__Short problem__. Can the data below be echoed back word for word?

__Record set__.
::::::::

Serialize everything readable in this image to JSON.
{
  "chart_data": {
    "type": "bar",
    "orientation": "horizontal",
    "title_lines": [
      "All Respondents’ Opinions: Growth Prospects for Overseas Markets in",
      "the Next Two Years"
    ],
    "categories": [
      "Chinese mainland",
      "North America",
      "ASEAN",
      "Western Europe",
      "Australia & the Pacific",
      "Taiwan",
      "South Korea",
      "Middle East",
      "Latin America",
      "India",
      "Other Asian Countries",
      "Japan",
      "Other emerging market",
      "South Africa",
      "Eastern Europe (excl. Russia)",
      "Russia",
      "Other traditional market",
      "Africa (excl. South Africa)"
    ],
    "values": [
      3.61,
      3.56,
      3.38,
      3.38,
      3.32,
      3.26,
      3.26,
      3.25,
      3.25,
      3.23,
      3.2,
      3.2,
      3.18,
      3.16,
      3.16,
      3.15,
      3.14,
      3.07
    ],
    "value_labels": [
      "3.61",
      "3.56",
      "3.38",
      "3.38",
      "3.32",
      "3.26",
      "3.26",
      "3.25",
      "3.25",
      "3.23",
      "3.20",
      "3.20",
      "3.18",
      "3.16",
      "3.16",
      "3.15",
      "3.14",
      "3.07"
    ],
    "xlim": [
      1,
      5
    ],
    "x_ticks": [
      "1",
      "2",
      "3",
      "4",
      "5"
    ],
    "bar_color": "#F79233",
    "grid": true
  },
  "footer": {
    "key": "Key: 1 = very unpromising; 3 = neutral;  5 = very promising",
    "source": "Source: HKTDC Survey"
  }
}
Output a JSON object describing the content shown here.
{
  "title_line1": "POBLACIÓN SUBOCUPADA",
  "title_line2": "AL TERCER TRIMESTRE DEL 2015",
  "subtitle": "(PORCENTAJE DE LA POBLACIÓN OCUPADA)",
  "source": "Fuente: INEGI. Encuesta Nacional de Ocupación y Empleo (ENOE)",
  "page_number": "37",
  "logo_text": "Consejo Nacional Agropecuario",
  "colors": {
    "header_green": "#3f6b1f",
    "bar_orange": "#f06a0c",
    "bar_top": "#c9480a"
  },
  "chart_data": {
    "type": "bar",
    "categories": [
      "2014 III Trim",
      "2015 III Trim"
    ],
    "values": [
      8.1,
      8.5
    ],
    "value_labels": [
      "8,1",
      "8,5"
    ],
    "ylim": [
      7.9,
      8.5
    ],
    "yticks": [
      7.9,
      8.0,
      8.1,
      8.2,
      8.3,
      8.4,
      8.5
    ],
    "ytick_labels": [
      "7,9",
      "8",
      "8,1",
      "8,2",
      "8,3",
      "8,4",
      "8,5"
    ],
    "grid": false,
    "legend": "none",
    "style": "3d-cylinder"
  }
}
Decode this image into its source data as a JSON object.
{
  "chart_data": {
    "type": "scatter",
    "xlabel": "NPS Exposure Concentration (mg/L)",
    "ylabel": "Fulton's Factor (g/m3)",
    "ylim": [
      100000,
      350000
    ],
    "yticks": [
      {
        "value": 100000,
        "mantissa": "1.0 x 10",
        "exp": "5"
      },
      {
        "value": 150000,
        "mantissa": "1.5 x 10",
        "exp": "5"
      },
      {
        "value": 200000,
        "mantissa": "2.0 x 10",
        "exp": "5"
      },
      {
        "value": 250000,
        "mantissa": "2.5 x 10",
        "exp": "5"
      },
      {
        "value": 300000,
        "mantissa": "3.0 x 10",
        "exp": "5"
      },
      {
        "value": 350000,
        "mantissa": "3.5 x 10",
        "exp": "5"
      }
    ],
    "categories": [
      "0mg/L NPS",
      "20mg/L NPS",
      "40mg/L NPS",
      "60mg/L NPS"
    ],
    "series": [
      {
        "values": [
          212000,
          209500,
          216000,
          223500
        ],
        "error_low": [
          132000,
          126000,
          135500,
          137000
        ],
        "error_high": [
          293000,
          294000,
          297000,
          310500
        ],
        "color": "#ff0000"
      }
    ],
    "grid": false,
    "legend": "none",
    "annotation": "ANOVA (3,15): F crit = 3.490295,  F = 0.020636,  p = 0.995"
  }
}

::::::::

__Response to this task__.
Serialize everything readable in this image to JSON.
{
  "chart_data": {
    "type": "bar",
    "orientation": "horizontal",
    "title_lines": [
      "All Respondents’ Opinions: Growth Prospects for Overseas Markets in",
      "the Next Two Years"
    ],
    "categories": [
      "Chinese mainland",
      "North America",
      "ASEAN",
      "Western Europe",
      "Australia & the Pacific",
      "Taiwan",
      "South Korea",
      "Middle East",
      "Latin America",
      "India",
      "Other Asian Countries",
      "Japan",
      "Other emerging market",
      "South Africa",
      "Eastern Europe (excl. Russia)",
      "Russia",
      "Other traditional market",
      "Africa (excl. South Africa)"
    ],
    "values": [
      3.61,
      3.56,
      3.38,
      3.38,
      3.32,
      3.26,
      3.26,
      3.25,
      3.25,
      3.23,
      3.2,
      3.2,
      3.18,
      3.16,
      3.16,
      3.15,
      3.14,
      3.07
    ],
    "value_labels": [
      "3.61",
      "3.56",
      "3.38",
      "3.38",
      "3.32",
      "3.26",
      "3.26",
      "3.25",
      "3.25",
      "3.23",
      "3.20",
      "3.20",
      "3.18",
      "3.16",
      "3.16",
      "3.15",
      "3.14",
      "3.07"
    ],
    "xlim": [
      1,
      5
    ],
    "x_ticks": [
      "1",
      "2",
      "3",
      "4",
      "5"
    ],
    "bar_color": "#F79233",
    "grid": true
  },
  "footer": {
    "key": "Key: 1 = very unpromising; 3 = neutral;  5 = very promising",
    "source": "Source: HKTDC Survey"
  }
}
Output a JSON object describing the content shown here.
{
  "title_line1": "POBLACIÓN SUBOCUPADA",
  "title_line2": "AL TERCER TRIMESTRE DEL 2015",
  "subtitle": "(PORCENTAJE DE LA POBLACIÓN OCUPADA)",
  "source": "Fuente: INEGI. Encuesta Nacional de Ocupación y Empleo (ENOE)",
  "page_number": "37",
  "logo_text": "Consejo Nacional Agropecuario",
  "colors": {
    "header_green": "#3f6b1f",
    "bar_orange": "#f06a0c",
    "bar_top": "#c9480a"
  },
  "chart_data": {
    "type": "bar",
    "categories": [
      "2014 III Trim",
      "2015 III Trim"
    ],
    "values": [
      8.1,
      8.5
    ],
    "value_labels": [
      "8,1",
      "8,5"
    ],
    "ylim": [
      7.9,
      8.5
    ],
    "yticks": [
      7.9,
      8.0,
      8.1,
      8.2,
      8.3,
      8.4,
      8.5
    ],
    "ytick_labels": [
      "7,9",
      "8",
      "8,1",
      "8,2",
      "8,3",
      "8,4",
      "8,5"
    ],
    "grid": false,
    "legend": "none",
    "style": "3d-cylinder"
  }
}
Decode this image into its source data as a JSON object.
{
  "chart_data": {
    "type": "scatter",
    "xlabel": "NPS Exposure Concentration (mg/L)",
    "ylabel": "Fulton's Factor (g/m3)",
    "ylim": [
      100000,
      350000
    ],
    "yticks": [
      {
        "value": 100000,
        "mantissa": "1.0 x 10",
        "exp": "5"
      },
      {
        "value": 150000,
        "mantissa": "1.5 x 10",
        "exp": "5"
      },
      {
        "value": 200000,
        "mantissa": "2.0 x 10",
        "exp": "5"
      },
      {
        "value": 250000,
        "mantissa": "2.5 x 10",
        "exp": "5"
      },
      {
        "value": 300000,
        "mantissa": "3.0 x 10",
        "exp": "5"
      },
      {
        "value": 350000,
        "mantissa": "3.5 x 10",
        "exp": "5"
      }
    ],
    "categories": [
      "0mg/L NPS",
      "20mg/L NPS",
      "40mg/L NPS",
      "60mg/L NPS"
    ],
    "series": [
      {
        "values": [
          212000,
          209500,
          216000,
          223500
        ],
        "error_low": [
          132000,
          126000,
          135500,
          137000
        ],
        "error_high": [
          293000,
          294000,
          297000,
          310500
        ],
        "color": "#ff0000"
      }
    ],
    "grid": false,
    "legend": "none",
    "annotation": "ANOVA (3,15): F crit = 3.490295,  F = 0.020636,  p = 0.995"
  }
}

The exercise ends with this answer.